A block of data
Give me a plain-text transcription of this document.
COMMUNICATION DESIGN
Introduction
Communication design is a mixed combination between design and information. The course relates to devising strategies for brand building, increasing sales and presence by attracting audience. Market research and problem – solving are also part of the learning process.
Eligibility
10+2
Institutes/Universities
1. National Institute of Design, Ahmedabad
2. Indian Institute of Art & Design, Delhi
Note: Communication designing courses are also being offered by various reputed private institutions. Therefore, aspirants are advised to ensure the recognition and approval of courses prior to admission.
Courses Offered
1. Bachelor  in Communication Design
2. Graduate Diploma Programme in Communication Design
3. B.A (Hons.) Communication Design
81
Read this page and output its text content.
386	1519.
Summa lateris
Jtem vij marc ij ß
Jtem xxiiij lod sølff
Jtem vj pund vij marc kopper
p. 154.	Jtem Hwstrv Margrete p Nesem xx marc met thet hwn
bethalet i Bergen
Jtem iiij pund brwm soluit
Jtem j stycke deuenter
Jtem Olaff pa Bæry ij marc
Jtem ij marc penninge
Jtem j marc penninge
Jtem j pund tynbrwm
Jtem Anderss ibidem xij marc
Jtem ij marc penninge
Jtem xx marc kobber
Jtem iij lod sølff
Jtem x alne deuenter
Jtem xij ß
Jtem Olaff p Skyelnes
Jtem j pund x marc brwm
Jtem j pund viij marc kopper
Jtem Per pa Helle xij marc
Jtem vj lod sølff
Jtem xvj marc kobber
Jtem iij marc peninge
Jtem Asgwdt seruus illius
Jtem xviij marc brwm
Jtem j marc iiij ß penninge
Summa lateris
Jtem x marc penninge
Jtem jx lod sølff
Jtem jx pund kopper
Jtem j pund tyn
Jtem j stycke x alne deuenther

▶ **PROBLEM REQUIREMENTS**: Copy out the material above in its entirety. Every detail must match.

▶ **EXERCISE SOLUTION**:
Give me a plain-text transcription of this document.
COMMUNICATION DESIGN
Introduction
Communication design is a mixed combination between design and information. The course relates to devising strategies for brand building, increasing sales and presence by attracting audience. Market research and problem – solving are also part of the learning process.
Eligibility
10+2
Institutes/Universities
1. National Institute of Design, Ahmedabad
2. Indian Institute of Art & Design, Delhi
Note: Communication designing courses are also being offered by various reputed private institutions. Therefore, aspirants are advised to ensure the recognition and approval of courses prior to admission.
Courses Offered
1. Bachelor  in Communication Design
2. Graduate Diploma Programme in Communication Design
3. B.A (Hons.) Communication Design
81
Read this page and output its text content.
386	1519.
Summa lateris
Jtem vij marc ij ß
Jtem xxiiij lod sølff
Jtem vj pund vij marc kopper
p. 154.	Jtem Hwstrv Margrete p Nesem xx marc met thet hwn
bethalet i Bergen
Jtem iiij pund brwm soluit
Jtem j stycke deuenter
Jtem Olaff pa Bæry ij marc
Jtem ij marc penninge
Jtem j marc penninge
Jtem j pund tynbrwm
Jtem Anderss ibidem xij marc
Jtem ij marc penninge
Jtem xx marc kobber
Jtem iij lod sølff
Jtem x alne deuenter
Jtem xij ß
Jtem Olaff p Skyelnes
Jtem j pund x marc brwm
Jtem j pund viij marc kopper
Jtem Per pa Helle xij marc
Jtem vj lod sølff
Jtem xvj marc kobber
Jtem iij marc peninge
Jtem Asgwdt seruus illius
Jtem xviij marc brwm
Jtem j marc iiij ß penninge
Summa lateris
Jtem x marc penninge
Jtem jx lod sølff
Jtem jx pund kopper
Jtem j pund tyn
Jtem j stycke x alne deuenther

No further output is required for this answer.